What the task asks – Records follow. Copy every line with "Pfalz".

Task material –
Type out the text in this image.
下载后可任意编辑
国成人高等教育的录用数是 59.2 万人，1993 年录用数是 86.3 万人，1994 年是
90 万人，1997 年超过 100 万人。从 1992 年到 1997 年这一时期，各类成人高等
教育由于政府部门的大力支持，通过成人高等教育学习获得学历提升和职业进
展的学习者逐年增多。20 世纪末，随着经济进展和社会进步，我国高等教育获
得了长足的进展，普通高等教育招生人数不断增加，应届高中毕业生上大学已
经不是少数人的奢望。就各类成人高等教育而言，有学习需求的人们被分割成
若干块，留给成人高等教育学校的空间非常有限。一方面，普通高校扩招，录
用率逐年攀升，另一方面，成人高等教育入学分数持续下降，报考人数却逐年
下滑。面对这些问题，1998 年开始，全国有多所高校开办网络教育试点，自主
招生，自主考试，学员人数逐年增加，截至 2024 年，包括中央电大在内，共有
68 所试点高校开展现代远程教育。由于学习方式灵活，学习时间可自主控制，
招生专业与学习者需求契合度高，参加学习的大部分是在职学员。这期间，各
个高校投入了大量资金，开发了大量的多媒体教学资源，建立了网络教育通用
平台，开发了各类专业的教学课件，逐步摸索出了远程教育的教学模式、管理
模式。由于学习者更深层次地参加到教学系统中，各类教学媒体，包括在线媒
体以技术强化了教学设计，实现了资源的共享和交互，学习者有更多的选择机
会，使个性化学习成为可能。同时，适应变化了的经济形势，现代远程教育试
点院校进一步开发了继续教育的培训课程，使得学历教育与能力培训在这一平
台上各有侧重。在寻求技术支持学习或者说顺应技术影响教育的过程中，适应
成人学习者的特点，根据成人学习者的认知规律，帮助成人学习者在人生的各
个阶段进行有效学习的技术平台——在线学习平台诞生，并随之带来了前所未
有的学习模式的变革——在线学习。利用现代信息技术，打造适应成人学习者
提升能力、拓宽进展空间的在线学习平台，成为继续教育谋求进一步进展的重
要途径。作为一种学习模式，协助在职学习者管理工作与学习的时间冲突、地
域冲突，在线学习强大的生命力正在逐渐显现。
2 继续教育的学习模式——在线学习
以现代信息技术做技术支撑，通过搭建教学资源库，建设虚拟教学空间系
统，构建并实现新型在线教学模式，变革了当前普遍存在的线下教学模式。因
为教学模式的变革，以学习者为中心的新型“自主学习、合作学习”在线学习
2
...
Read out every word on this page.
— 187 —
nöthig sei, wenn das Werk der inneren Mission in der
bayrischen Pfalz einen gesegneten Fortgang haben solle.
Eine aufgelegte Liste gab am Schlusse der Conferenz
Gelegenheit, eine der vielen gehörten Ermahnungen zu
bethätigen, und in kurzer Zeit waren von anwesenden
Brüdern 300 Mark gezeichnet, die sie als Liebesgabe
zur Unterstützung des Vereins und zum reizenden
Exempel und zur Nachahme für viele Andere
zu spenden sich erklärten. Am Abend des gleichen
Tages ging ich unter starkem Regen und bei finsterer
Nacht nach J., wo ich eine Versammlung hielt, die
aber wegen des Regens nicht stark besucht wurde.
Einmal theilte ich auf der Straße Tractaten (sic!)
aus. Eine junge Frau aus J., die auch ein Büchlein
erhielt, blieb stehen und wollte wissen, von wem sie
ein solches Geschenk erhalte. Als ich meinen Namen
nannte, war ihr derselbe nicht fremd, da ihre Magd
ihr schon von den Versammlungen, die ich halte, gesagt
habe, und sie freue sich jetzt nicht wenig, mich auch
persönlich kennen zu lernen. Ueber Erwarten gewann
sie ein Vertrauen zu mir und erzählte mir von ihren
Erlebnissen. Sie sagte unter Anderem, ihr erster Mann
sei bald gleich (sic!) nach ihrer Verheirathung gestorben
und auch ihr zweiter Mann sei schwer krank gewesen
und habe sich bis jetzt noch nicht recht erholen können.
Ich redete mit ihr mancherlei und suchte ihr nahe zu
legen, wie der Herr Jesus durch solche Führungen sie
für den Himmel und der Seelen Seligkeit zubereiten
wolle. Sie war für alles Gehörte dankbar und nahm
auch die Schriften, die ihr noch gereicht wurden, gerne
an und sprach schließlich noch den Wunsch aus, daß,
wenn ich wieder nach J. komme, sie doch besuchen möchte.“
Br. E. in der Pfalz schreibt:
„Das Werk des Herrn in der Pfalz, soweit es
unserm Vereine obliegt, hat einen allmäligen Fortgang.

Solved problem –
bayrischen Pfalz einen gesegneten Fortgang haben solle.
Br. E. in der Pfalz schreibt:
„Das Werk des Herrn in der Pfalz, soweit es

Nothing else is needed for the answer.